**Problem requirements:** Without the pictures, can you quote each line below exactly?

**Data rows:**

.....

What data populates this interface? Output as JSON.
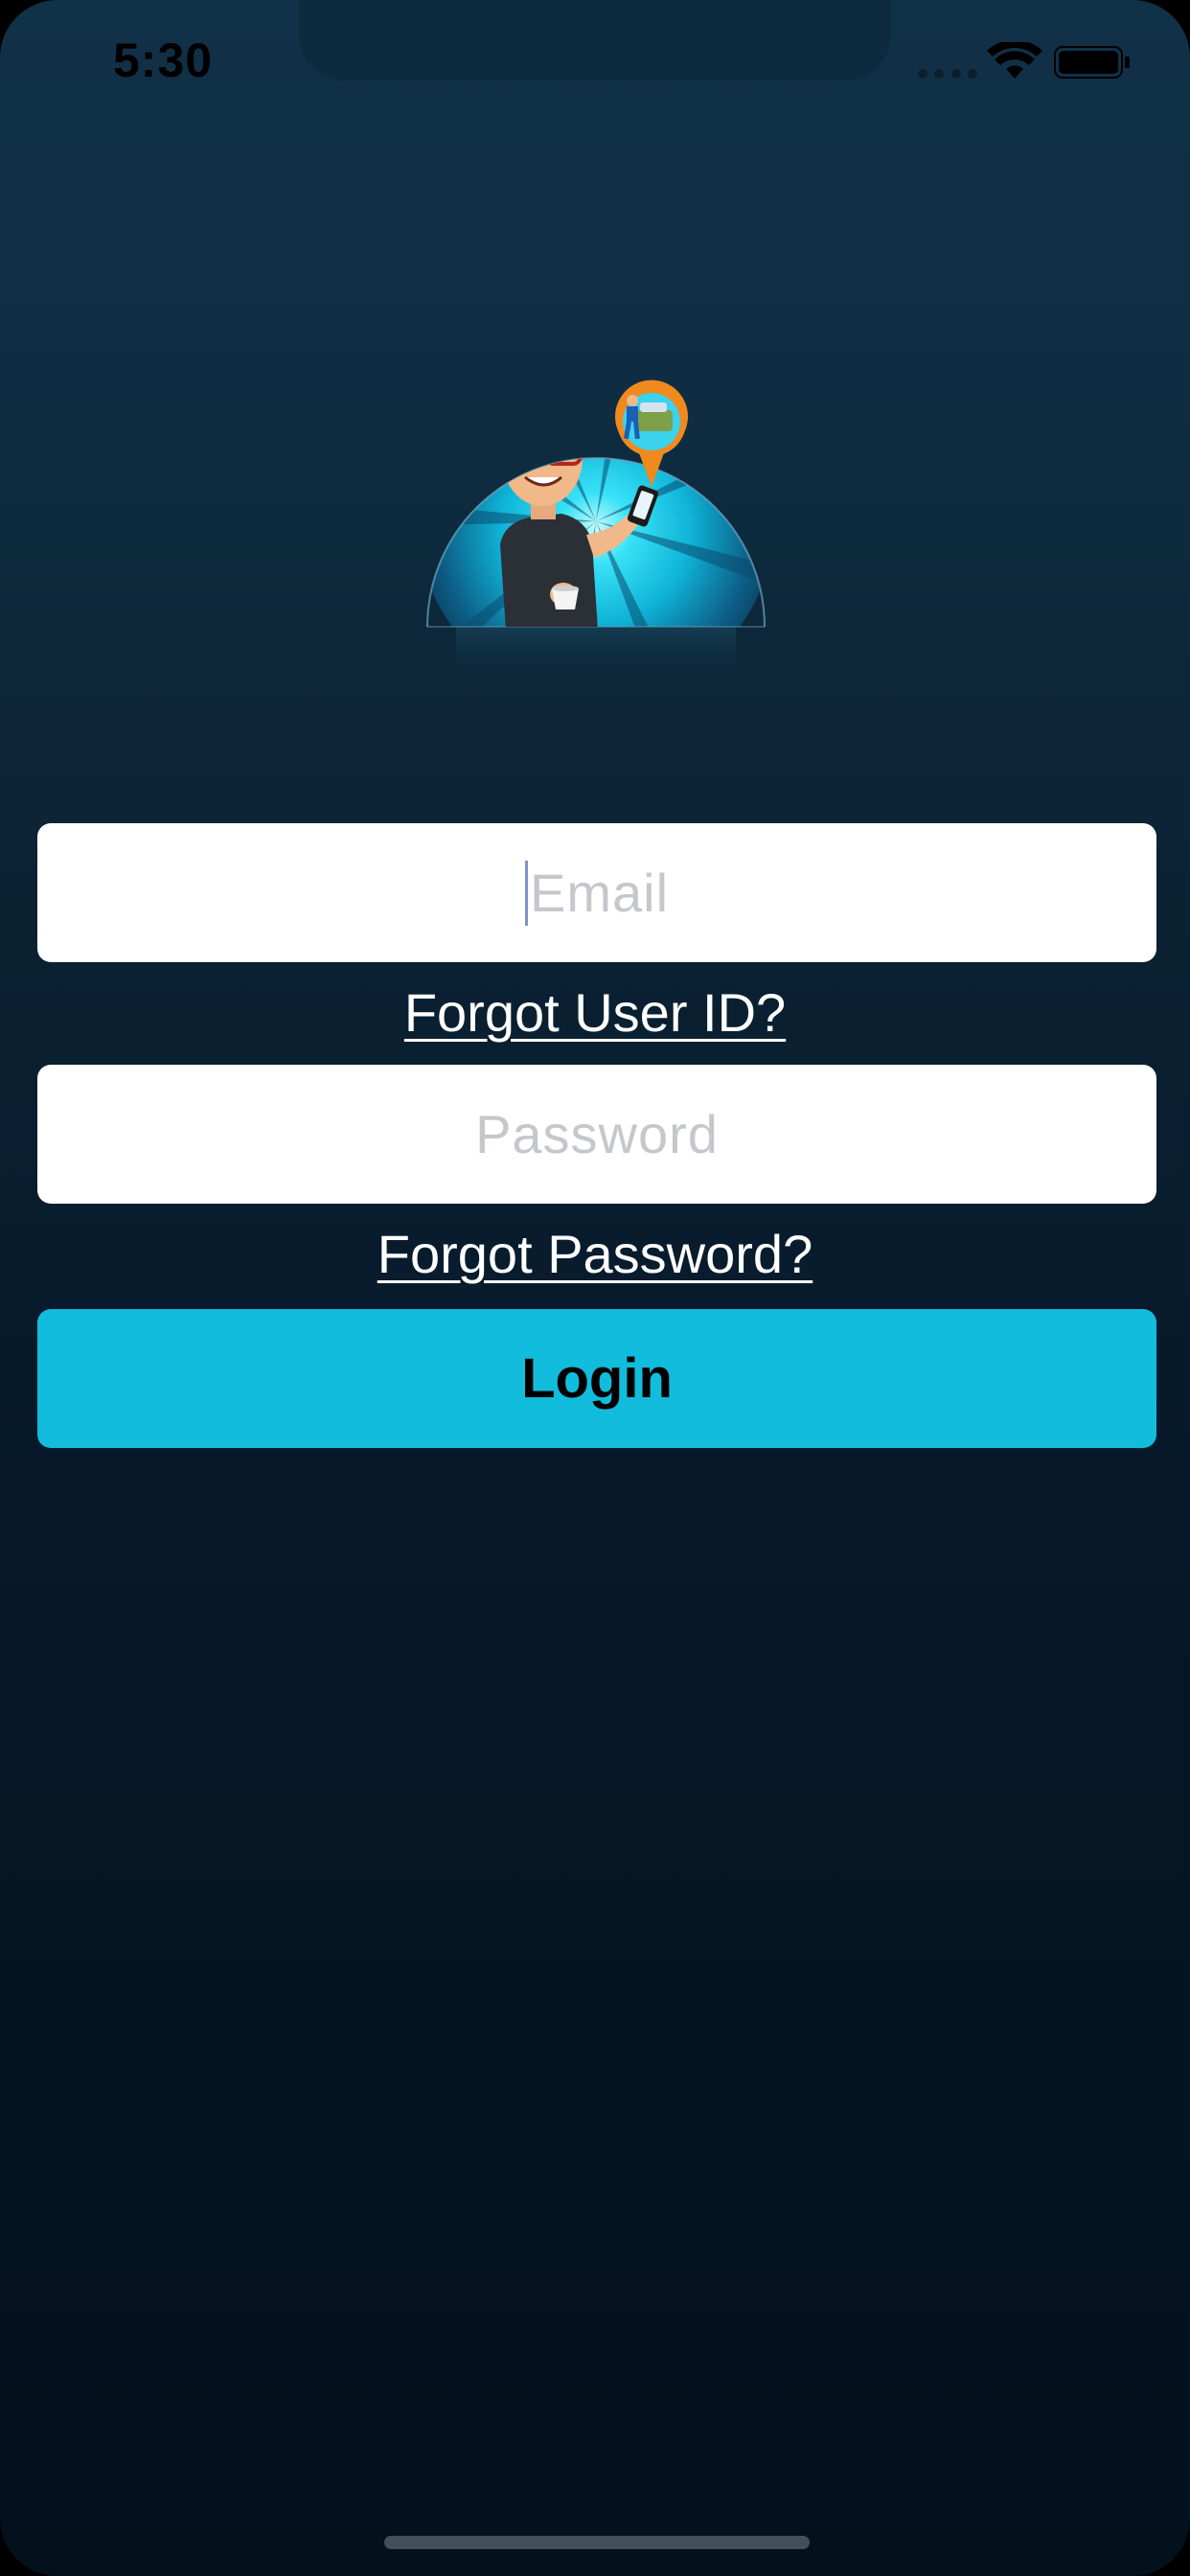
{
  "status_bar": {
    "time": "5:30"
  },
  "hero": {
    "icon": "mechanic-locator-illustration"
  },
  "login_form": {
    "email_placeholder": "Email",
    "forgot_user_id_label": "Forgot User ID?",
    "password_placeholder": "Password",
    "forgot_password_label": "Forgot Password?",
    "login_label": "Login"
  },
  "colors": {
    "accent": "#12bcdc",
    "background_top": "#113148",
    "background_bottom": "#03111d",
    "field_background": "#ffffff",
    "placeholder": "#c6c7cc"
  }
}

.....

**The response:**
What data populates this interface? Output as JSON.
{
  "status_bar": {
    "time": "5:30"
  },
  "hero": {
    "icon": "mechanic-locator-illustration"
  },
  "login_form": {
    "email_placeholder": "Email",
    "forgot_user_id_label": "Forgot User ID?",
    "password_placeholder": "Password",
    "forgot_password_label": "Forgot Password?",
    "login_label": "Login"
  },
  "colors": {
    "accent": "#12bcdc",
    "background_top": "#113148",
    "background_bottom": "#03111d",
    "field_background": "#ffffff",
    "placeholder": "#c6c7cc"
  }
}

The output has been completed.